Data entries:
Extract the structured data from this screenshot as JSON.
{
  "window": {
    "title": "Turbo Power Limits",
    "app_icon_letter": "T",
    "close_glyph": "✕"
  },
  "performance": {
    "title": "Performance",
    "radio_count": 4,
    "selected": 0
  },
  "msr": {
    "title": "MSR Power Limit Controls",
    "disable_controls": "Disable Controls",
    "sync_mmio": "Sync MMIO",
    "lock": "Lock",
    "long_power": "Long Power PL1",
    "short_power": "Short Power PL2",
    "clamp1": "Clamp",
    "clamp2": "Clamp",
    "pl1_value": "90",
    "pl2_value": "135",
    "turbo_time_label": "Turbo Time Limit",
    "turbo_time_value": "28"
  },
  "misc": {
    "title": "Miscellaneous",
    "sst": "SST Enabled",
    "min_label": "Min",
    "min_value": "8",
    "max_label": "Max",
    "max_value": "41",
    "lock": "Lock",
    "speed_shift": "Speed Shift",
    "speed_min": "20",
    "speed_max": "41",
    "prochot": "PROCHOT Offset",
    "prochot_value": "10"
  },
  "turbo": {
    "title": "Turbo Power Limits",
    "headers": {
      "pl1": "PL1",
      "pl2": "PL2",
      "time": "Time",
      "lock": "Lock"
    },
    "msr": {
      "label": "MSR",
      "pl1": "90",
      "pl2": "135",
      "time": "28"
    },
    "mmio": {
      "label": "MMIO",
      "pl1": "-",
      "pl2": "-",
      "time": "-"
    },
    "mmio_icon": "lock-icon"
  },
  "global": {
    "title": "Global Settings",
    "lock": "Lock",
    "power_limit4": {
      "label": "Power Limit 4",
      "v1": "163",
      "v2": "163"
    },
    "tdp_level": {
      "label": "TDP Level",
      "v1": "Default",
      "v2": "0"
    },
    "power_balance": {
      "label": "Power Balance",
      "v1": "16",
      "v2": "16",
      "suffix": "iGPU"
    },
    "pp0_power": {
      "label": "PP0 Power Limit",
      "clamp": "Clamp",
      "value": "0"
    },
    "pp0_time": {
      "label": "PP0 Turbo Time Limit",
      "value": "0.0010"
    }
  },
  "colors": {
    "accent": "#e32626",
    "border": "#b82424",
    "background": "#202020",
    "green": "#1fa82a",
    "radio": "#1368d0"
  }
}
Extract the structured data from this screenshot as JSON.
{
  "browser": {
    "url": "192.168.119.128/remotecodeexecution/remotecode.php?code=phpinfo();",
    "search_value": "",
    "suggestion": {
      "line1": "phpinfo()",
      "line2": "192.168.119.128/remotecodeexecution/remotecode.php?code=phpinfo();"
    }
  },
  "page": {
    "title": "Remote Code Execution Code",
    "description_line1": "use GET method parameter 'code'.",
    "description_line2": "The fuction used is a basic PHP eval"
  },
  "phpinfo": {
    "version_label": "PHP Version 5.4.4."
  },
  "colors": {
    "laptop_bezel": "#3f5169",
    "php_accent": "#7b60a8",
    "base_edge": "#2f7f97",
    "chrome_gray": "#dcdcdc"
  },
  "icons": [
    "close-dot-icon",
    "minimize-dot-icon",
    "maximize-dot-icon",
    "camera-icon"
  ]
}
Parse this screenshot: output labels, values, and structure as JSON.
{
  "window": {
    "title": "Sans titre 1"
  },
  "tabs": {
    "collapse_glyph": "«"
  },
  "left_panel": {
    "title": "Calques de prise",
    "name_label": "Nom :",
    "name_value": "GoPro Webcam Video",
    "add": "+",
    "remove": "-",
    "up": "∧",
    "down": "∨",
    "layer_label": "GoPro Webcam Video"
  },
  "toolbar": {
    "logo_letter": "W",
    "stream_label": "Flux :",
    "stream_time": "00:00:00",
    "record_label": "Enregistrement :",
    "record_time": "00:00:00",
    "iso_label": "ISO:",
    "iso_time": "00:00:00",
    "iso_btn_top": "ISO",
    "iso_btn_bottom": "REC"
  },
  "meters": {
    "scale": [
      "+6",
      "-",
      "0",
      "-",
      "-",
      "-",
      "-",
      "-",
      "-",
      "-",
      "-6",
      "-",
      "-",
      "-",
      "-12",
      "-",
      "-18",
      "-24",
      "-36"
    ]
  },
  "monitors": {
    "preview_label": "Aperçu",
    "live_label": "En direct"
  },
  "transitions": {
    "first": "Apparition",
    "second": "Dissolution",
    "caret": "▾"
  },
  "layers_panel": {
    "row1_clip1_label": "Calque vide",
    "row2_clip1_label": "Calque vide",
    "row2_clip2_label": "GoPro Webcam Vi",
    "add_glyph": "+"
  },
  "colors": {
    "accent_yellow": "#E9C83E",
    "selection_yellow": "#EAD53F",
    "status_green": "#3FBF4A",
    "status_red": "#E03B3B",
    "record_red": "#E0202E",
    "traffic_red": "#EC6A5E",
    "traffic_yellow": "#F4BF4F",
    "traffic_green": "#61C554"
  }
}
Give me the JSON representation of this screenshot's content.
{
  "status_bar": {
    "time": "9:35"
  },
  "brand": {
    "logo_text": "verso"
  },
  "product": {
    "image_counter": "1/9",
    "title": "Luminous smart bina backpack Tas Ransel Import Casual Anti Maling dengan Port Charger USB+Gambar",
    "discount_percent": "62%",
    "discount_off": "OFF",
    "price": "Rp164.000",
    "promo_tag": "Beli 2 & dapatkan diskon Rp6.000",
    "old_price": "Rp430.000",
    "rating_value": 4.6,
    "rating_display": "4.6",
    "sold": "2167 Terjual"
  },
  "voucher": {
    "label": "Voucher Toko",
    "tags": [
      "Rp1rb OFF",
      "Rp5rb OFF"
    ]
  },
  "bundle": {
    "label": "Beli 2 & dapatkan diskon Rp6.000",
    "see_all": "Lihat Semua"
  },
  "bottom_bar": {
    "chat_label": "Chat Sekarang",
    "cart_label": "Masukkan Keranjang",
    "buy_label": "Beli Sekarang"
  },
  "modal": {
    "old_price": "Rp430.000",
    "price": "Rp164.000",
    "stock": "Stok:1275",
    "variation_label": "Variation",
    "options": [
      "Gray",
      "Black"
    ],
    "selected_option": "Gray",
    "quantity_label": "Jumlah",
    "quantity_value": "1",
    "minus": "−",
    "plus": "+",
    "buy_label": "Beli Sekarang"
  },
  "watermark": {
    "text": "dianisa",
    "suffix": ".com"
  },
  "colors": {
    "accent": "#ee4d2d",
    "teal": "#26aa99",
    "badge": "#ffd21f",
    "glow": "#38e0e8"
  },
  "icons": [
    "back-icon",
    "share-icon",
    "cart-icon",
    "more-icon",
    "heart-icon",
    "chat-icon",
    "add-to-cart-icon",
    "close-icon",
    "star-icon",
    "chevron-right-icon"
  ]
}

--- Do this ---
Locate all lines that include the word "Beli" and copy them out.

--- Result ---
    "promo_tag": "Beli 2 & dapatkan diskon Rp6.000",
    "label": "Beli 2 & dapatkan diskon Rp6.000",
    "buy_label": "Beli Sekarang"
    "buy_label": "Beli Sekarang"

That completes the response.